Short task
From the entries below, list each line with "House".

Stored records
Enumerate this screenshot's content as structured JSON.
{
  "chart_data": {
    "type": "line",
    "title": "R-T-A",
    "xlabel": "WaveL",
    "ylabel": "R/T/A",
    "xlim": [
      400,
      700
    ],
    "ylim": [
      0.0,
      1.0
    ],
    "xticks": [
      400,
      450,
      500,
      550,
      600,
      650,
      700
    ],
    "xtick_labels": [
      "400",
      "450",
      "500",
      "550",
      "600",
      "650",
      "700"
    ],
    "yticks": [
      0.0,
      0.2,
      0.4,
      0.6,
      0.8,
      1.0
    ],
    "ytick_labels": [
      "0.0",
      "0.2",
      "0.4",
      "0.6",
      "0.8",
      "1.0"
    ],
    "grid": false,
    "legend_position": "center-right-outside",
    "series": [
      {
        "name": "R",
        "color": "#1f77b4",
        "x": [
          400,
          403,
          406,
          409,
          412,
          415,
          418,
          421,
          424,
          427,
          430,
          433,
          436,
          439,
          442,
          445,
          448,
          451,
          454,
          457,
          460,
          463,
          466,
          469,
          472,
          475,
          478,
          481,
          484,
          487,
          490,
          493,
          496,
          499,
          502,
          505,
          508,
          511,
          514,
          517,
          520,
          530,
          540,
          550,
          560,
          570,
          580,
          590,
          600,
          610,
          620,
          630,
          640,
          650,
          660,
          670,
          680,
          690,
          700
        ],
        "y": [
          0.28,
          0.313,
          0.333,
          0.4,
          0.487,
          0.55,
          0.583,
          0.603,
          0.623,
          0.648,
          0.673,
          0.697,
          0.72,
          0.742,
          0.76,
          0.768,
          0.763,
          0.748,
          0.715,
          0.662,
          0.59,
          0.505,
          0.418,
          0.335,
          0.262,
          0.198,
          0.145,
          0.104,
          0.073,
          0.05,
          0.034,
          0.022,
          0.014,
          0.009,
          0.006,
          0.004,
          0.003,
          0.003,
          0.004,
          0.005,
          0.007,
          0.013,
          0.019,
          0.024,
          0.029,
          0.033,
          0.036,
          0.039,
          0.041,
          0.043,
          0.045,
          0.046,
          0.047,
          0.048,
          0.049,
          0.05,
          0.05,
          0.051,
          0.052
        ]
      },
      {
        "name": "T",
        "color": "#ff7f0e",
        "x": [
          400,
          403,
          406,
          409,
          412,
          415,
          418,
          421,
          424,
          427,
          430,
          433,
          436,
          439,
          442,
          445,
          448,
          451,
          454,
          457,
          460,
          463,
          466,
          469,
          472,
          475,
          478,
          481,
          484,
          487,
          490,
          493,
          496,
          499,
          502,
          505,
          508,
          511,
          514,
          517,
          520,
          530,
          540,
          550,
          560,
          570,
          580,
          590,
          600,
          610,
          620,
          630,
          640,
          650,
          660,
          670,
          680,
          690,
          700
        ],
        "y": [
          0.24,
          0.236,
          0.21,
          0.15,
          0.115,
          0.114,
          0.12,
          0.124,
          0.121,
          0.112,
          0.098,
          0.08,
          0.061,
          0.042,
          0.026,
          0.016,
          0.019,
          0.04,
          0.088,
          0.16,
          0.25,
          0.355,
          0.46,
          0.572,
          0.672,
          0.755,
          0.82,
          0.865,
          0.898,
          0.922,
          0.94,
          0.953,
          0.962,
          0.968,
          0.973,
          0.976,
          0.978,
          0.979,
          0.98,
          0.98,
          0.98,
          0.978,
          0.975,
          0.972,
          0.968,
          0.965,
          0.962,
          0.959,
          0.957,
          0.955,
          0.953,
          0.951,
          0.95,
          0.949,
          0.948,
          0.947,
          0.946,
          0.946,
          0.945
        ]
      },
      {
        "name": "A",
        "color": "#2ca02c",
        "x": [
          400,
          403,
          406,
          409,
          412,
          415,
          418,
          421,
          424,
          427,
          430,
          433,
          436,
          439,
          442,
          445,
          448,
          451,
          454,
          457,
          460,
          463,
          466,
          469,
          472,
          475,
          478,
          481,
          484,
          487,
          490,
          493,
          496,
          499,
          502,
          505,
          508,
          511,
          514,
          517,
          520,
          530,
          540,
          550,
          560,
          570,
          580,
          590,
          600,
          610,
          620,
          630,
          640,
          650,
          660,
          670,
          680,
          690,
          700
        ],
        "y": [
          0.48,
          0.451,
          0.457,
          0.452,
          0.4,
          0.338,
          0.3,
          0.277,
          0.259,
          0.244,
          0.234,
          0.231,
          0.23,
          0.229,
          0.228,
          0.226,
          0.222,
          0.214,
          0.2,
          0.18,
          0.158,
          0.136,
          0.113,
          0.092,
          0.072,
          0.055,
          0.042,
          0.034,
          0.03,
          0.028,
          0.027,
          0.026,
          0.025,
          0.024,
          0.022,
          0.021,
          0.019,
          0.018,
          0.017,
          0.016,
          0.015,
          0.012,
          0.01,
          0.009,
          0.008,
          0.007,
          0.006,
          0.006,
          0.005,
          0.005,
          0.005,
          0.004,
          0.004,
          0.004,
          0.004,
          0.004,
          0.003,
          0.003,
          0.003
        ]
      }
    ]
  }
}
* * *
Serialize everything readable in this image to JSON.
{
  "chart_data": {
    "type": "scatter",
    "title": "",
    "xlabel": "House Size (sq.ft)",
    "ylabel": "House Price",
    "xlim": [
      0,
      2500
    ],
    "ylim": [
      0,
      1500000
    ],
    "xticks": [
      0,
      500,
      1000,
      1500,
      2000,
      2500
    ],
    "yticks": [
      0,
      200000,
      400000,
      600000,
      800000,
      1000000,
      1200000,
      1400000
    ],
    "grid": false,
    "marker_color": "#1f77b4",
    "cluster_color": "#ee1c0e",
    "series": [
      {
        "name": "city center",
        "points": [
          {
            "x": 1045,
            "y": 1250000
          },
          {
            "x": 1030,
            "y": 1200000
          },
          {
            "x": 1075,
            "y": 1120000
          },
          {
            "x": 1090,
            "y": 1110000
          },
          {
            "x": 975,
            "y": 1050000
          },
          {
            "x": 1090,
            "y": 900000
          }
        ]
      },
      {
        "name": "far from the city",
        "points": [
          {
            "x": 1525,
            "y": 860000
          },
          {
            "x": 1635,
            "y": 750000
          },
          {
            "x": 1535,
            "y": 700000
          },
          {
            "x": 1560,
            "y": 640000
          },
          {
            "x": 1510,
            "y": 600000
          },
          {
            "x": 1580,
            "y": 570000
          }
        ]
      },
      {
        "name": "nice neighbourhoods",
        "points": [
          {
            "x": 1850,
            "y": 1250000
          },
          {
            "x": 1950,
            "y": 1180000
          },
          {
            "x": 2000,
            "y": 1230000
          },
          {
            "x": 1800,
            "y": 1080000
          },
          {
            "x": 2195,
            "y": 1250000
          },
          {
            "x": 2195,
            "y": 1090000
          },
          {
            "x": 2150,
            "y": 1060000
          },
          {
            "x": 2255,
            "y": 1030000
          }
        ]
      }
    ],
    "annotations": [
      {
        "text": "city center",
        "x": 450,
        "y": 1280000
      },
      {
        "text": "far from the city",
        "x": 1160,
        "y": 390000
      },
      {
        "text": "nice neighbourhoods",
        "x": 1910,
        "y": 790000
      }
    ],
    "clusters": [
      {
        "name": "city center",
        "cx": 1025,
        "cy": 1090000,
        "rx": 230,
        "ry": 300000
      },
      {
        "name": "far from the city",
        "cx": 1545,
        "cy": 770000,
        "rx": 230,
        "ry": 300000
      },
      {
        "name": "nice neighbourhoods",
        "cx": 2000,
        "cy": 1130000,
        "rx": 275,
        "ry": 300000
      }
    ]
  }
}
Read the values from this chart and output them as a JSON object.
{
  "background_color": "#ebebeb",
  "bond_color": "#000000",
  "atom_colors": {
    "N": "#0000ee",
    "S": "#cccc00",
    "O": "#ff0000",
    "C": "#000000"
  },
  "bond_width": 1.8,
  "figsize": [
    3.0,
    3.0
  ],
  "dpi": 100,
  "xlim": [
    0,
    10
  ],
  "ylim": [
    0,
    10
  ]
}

The response
    "xlabel": "House Size (sq.ft)",
    "ylabel": "House Price",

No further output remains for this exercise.